**Exercise instructions**
Extract each record and reproduce it exactly.
..............................
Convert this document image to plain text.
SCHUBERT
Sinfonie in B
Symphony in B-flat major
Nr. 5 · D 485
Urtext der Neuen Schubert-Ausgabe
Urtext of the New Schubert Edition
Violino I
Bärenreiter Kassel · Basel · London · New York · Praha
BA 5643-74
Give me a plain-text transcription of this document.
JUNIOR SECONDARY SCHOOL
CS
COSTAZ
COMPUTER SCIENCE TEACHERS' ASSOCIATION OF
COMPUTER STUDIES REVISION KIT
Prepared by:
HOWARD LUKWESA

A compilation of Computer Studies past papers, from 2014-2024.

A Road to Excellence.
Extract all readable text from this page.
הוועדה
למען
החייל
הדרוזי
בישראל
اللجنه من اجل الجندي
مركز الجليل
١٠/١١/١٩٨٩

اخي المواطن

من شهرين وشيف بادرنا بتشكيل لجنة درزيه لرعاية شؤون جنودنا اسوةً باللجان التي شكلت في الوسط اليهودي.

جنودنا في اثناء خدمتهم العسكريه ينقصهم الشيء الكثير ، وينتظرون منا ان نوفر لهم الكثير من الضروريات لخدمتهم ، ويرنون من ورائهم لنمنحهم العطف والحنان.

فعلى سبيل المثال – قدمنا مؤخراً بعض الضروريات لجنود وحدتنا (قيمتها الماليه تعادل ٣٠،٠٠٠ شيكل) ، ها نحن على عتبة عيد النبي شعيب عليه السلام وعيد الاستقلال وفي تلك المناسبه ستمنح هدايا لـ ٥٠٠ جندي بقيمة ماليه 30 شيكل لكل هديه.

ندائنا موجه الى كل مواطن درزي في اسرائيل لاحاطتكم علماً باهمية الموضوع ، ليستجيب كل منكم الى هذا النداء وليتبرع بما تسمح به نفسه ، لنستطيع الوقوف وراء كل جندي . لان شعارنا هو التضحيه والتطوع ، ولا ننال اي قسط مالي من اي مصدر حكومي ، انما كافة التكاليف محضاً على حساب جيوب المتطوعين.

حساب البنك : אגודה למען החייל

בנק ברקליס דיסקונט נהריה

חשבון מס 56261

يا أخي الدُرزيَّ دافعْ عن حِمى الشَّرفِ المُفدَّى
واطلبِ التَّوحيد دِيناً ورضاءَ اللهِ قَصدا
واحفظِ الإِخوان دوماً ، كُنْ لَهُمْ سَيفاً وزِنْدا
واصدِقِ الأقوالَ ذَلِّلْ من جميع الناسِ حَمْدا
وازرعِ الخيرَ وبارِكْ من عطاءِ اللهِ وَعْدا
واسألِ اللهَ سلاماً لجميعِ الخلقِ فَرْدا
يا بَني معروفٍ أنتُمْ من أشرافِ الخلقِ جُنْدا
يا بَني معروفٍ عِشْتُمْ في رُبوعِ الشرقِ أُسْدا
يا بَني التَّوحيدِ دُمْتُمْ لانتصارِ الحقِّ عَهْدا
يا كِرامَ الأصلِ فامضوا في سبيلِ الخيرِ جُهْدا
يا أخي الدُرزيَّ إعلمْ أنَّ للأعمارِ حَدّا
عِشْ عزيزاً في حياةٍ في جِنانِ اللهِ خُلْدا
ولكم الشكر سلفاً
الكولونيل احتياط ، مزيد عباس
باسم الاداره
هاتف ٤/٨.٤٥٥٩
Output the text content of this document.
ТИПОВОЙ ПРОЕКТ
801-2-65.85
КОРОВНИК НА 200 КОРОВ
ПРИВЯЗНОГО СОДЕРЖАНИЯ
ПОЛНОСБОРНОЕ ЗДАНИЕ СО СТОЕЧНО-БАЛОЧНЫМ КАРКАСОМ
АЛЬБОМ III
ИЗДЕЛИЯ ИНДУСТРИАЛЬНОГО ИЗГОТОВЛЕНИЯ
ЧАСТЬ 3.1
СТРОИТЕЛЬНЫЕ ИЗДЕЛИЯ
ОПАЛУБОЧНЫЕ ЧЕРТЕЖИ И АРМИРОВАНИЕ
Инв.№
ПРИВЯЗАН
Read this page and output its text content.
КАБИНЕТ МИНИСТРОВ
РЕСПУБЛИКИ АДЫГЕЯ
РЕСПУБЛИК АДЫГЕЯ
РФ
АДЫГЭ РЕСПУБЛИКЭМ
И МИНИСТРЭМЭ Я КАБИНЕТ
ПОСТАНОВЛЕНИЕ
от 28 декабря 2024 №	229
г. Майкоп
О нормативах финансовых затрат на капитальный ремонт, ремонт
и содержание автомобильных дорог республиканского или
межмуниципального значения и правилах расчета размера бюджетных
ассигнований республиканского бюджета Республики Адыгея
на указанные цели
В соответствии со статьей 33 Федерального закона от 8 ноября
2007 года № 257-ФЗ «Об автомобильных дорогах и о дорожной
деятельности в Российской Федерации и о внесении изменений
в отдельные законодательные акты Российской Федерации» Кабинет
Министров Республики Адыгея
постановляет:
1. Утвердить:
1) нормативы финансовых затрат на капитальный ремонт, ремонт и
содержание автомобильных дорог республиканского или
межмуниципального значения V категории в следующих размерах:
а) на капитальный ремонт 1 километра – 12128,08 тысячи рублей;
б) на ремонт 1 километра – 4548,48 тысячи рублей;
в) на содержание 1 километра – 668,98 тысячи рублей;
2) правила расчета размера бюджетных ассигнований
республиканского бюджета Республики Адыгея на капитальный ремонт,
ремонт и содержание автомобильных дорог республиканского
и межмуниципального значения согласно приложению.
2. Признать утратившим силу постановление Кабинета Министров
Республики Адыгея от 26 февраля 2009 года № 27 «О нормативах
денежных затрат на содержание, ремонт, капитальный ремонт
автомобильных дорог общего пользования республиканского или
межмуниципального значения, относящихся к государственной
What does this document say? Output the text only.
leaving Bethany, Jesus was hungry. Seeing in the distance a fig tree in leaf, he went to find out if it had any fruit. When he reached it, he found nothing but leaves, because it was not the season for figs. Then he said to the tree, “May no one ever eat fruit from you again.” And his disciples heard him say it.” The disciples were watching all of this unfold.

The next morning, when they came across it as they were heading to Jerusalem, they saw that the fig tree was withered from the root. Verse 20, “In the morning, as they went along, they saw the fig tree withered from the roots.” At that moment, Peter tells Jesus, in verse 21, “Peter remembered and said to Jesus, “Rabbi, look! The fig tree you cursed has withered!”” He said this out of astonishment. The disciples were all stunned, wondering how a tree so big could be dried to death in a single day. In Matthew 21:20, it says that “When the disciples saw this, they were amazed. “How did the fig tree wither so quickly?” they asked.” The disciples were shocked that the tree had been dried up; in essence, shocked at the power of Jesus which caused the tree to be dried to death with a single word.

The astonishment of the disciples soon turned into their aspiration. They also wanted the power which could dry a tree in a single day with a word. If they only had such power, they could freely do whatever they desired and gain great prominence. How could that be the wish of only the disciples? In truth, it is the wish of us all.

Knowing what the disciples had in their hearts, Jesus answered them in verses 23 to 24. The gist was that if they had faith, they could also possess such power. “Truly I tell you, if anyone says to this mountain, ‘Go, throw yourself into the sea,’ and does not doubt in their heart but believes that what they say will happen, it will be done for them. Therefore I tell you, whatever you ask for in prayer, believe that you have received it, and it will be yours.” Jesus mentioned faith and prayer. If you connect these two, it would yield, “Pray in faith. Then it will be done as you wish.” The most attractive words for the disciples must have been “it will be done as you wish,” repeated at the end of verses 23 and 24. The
..............................
**The output**
Convert this document image to plain text.
SCHUBERT
Sinfonie in B
Symphony in B-flat major
Nr. 5 · D 485
Urtext der Neuen Schubert-Ausgabe
Urtext of the New Schubert Edition
Violino I
Bärenreiter Kassel · Basel · London · New York · Praha
BA 5643-74
Give me a plain-text transcription of this document.
JUNIOR SECONDARY SCHOOL
CS
COSTAZ
COMPUTER SCIENCE TEACHERS' ASSOCIATION OF
COMPUTER STUDIES REVISION KIT
Prepared by:
HOWARD LUKWESA

A compilation of Computer Studies past papers, from 2014-2024.

A Road to Excellence.
Extract all readable text from this page.
הוועדה
למען
החייל
הדרוזי
בישראל
اللجنه من اجل الجندي
مركز الجليل
١٠/١١/١٩٨٩

اخي المواطن

من شهرين وشيف بادرنا بتشكيل لجنة درزيه لرعاية شؤون جنودنا اسوةً باللجان التي شكلت في الوسط اليهودي.

جنودنا في اثناء خدمتهم العسكريه ينقصهم الشيء الكثير ، وينتظرون منا ان نوفر لهم الكثير من الضروريات لخدمتهم ، ويرنون من ورائهم لنمنحهم العطف والحنان.

فعلى سبيل المثال – قدمنا مؤخراً بعض الضروريات لجنود وحدتنا (قيمتها الماليه تعادل ٣٠،٠٠٠ شيكل) ، ها نحن على عتبة عيد النبي شعيب عليه السلام وعيد الاستقلال وفي تلك المناسبه ستمنح هدايا لـ ٥٠٠ جندي بقيمة ماليه 30 شيكل لكل هديه.

ندائنا موجه الى كل مواطن درزي في اسرائيل لاحاطتكم علماً باهمية الموضوع ، ليستجيب كل منكم الى هذا النداء وليتبرع بما تسمح به نفسه ، لنستطيع الوقوف وراء كل جندي . لان شعارنا هو التضحيه والتطوع ، ولا ننال اي قسط مالي من اي مصدر حكومي ، انما كافة التكاليف محضاً على حساب جيوب المتطوعين.

حساب البنك : אגודה למען החייל

בנק ברקליס דיסקונט נהריה

חשבון מס 56261

يا أخي الدُرزيَّ دافعْ عن حِمى الشَّرفِ المُفدَّى
واطلبِ التَّوحيد دِيناً ورضاءَ اللهِ قَصدا
واحفظِ الإِخوان دوماً ، كُنْ لَهُمْ سَيفاً وزِنْدا
واصدِقِ الأقوالَ ذَلِّلْ من جميع الناسِ حَمْدا
وازرعِ الخيرَ وبارِكْ من عطاءِ اللهِ وَعْدا
واسألِ اللهَ سلاماً لجميعِ الخلقِ فَرْدا
يا بَني معروفٍ أنتُمْ من أشرافِ الخلقِ جُنْدا
يا بَني معروفٍ عِشْتُمْ في رُبوعِ الشرقِ أُسْدا
يا بَني التَّوحيدِ دُمْتُمْ لانتصارِ الحقِّ عَهْدا
يا كِرامَ الأصلِ فامضوا في سبيلِ الخيرِ جُهْدا
يا أخي الدُرزيَّ إعلمْ أنَّ للأعمارِ حَدّا
عِشْ عزيزاً في حياةٍ في جِنانِ اللهِ خُلْدا
ولكم الشكر سلفاً
الكولونيل احتياط ، مزيد عباس
باسم الاداره
هاتف ٤/٨.٤٥٥٩
Output the text content of this document.
ТИПОВОЙ ПРОЕКТ
801-2-65.85
КОРОВНИК НА 200 КОРОВ
ПРИВЯЗНОГО СОДЕРЖАНИЯ
ПОЛНОСБОРНОЕ ЗДАНИЕ СО СТОЕЧНО-БАЛОЧНЫМ КАРКАСОМ
АЛЬБОМ III
ИЗДЕЛИЯ ИНДУСТРИАЛЬНОГО ИЗГОТОВЛЕНИЯ
ЧАСТЬ 3.1
СТРОИТЕЛЬНЫЕ ИЗДЕЛИЯ
ОПАЛУБОЧНЫЕ ЧЕРТЕЖИ И АРМИРОВАНИЕ
Инв.№
ПРИВЯЗАН
Read this page and output its text content.
КАБИНЕТ МИНИСТРОВ
РЕСПУБЛИКИ АДЫГЕЯ
РЕСПУБЛИК АДЫГЕЯ
РФ
АДЫГЭ РЕСПУБЛИКЭМ
И МИНИСТРЭМЭ Я КАБИНЕТ
ПОСТАНОВЛЕНИЕ
от 28 декабря 2024 №	229
г. Майкоп
О нормативах финансовых затрат на капитальный ремонт, ремонт
и содержание автомобильных дорог республиканского или
межмуниципального значения и правилах расчета размера бюджетных
ассигнований республиканского бюджета Республики Адыгея
на указанные цели
В соответствии со статьей 33 Федерального закона от 8 ноября
2007 года № 257-ФЗ «Об автомобильных дорогах и о дорожной
деятельности в Российской Федерации и о внесении изменений
в отдельные законодательные акты Российской Федерации» Кабинет
Министров Республики Адыгея
постановляет:
1. Утвердить:
1) нормативы финансовых затрат на капитальный ремонт, ремонт и
содержание автомобильных дорог республиканского или
межмуниципального значения V категории в следующих размерах:
а) на капитальный ремонт 1 километра – 12128,08 тысячи рублей;
б) на ремонт 1 километра – 4548,48 тысячи рублей;
в) на содержание 1 километра – 668,98 тысячи рублей;
2) правила расчета размера бюджетных ассигнований
республиканского бюджета Республики Адыгея на капитальный ремонт,
ремонт и содержание автомобильных дорог республиканского
и межмуниципального значения согласно приложению.
2. Признать утратившим силу постановление Кабинета Министров
Республики Адыгея от 26 февраля 2009 года № 27 «О нормативах
денежных затрат на содержание, ремонт, капитальный ремонт
автомобильных дорог общего пользования республиканского или
межмуниципального значения, относящихся к государственной
What does this document say? Output the text only.
leaving Bethany, Jesus was hungry. Seeing in the distance a fig tree in leaf, he went to find out if it had any fruit. When he reached it, he found nothing but leaves, because it was not the season for figs. Then he said to the tree, “May no one ever eat fruit from you again.” And his disciples heard him say it.” The disciples were watching all of this unfold.

The next morning, when they came across it as they were heading to Jerusalem, they saw that the fig tree was withered from the root. Verse 20, “In the morning, as they went along, they saw the fig tree withered from the roots.” At that moment, Peter tells Jesus, in verse 21, “Peter remembered and said to Jesus, “Rabbi, look! The fig tree you cursed has withered!”” He said this out of astonishment. The disciples were all stunned, wondering how a tree so big could be dried to death in a single day. In Matthew 21:20, it says that “When the disciples saw this, they were amazed. “How did the fig tree wither so quickly?” they asked.” The disciples were shocked that the tree had been dried up; in essence, shocked at the power of Jesus which caused the tree to be dried to death with a single word.

The astonishment of the disciples soon turned into their aspiration. They also wanted the power which could dry a tree in a single day with a word. If they only had such power, they could freely do whatever they desired and gain great prominence. How could that be the wish of only the disciples? In truth, it is the wish of us all.

Knowing what the disciples had in their hearts, Jesus answered them in verses 23 to 24. The gist was that if they had faith, they could also possess such power. “Truly I tell you, if anyone says to this mountain, ‘Go, throw yourself into the sea,’ and does not doubt in their heart but believes that what they say will happen, it will be done for them. Therefore I tell you, whatever you ask for in prayer, believe that you have received it, and it will be yours.” Jesus mentioned faith and prayer. If you connect these two, it would yield, “Pray in faith. Then it will be done as you wish.” The most attractive words for the disciples must have been “it will be done as you wish,” repeated at the end of verses 23 and 24. The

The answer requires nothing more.